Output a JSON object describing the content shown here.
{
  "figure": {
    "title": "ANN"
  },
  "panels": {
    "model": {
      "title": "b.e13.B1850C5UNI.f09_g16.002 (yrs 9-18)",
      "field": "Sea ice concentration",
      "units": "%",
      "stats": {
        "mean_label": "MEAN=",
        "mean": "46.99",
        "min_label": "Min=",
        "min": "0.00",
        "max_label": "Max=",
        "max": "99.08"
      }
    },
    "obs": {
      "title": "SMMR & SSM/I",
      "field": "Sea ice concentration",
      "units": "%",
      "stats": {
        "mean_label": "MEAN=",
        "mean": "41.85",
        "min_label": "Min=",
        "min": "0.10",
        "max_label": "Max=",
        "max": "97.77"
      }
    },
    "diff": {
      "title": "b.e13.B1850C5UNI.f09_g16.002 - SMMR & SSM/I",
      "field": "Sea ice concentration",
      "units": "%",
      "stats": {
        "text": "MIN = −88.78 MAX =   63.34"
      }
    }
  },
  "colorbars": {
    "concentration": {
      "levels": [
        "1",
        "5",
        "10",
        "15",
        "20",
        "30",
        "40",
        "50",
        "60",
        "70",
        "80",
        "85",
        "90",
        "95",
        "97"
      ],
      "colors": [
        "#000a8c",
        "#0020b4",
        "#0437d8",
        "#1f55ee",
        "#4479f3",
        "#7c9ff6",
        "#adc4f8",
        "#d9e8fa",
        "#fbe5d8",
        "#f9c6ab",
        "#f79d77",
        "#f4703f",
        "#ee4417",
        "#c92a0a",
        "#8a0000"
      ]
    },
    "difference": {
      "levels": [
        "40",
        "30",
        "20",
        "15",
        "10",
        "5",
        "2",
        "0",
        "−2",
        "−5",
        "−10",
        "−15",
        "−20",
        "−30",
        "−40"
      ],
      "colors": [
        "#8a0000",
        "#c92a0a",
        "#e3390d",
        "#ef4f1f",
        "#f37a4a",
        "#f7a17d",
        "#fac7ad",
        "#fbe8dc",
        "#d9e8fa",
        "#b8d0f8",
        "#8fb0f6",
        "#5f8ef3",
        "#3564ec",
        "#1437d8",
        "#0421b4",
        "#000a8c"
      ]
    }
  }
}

---------------

_OBJECTIVE_:
Make an exact copy of every line in the data.

_SOLUTION FOR THIS PROBLEM_:
Output a JSON object describing the content shown here.
{
  "figure": {
    "title": "ANN"
  },
  "panels": {
    "model": {
      "title": "b.e13.B1850C5UNI.f09_g16.002 (yrs 9-18)",
      "field": "Sea ice concentration",
      "units": "%",
      "stats": {
        "mean_label": "MEAN=",
        "mean": "46.99",
        "min_label": "Min=",
        "min": "0.00",
        "max_label": "Max=",
        "max": "99.08"
      }
    },
    "obs": {
      "title": "SMMR & SSM/I",
      "field": "Sea ice concentration",
      "units": "%",
      "stats": {
        "mean_label": "MEAN=",
        "mean": "41.85",
        "min_label": "Min=",
        "min": "0.10",
        "max_label": "Max=",
        "max": "97.77"
      }
    },
    "diff": {
      "title": "b.e13.B1850C5UNI.f09_g16.002 - SMMR & SSM/I",
      "field": "Sea ice concentration",
      "units": "%",
      "stats": {
        "text": "MIN = −88.78 MAX =   63.34"
      }
    }
  },
  "colorbars": {
    "concentration": {
      "levels": [
        "1",
        "5",
        "10",
        "15",
        "20",
        "30",
        "40",
        "50",
        "60",
        "70",
        "80",
        "85",
        "90",
        "95",
        "97"
      ],
      "colors": [
        "#000a8c",
        "#0020b4",
        "#0437d8",
        "#1f55ee",
        "#4479f3",
        "#7c9ff6",
        "#adc4f8",
        "#d9e8fa",
        "#fbe5d8",
        "#f9c6ab",
        "#f79d77",
        "#f4703f",
        "#ee4417",
        "#c92a0a",
        "#8a0000"
      ]
    },
    "difference": {
      "levels": [
        "40",
        "30",
        "20",
        "15",
        "10",
        "5",
        "2",
        "0",
        "−2",
        "−5",
        "−10",
        "−15",
        "−20",
        "−30",
        "−40"
      ],
      "colors": [
        "#8a0000",
        "#c92a0a",
        "#e3390d",
        "#ef4f1f",
        "#f37a4a",
        "#f7a17d",
        "#fac7ad",
        "#fbe8dc",
        "#d9e8fa",
        "#b8d0f8",
        "#8fb0f6",
        "#5f8ef3",
        "#3564ec",
        "#1437d8",
        "#0421b4",
        "#000a8c"
      ]
    }
  }
}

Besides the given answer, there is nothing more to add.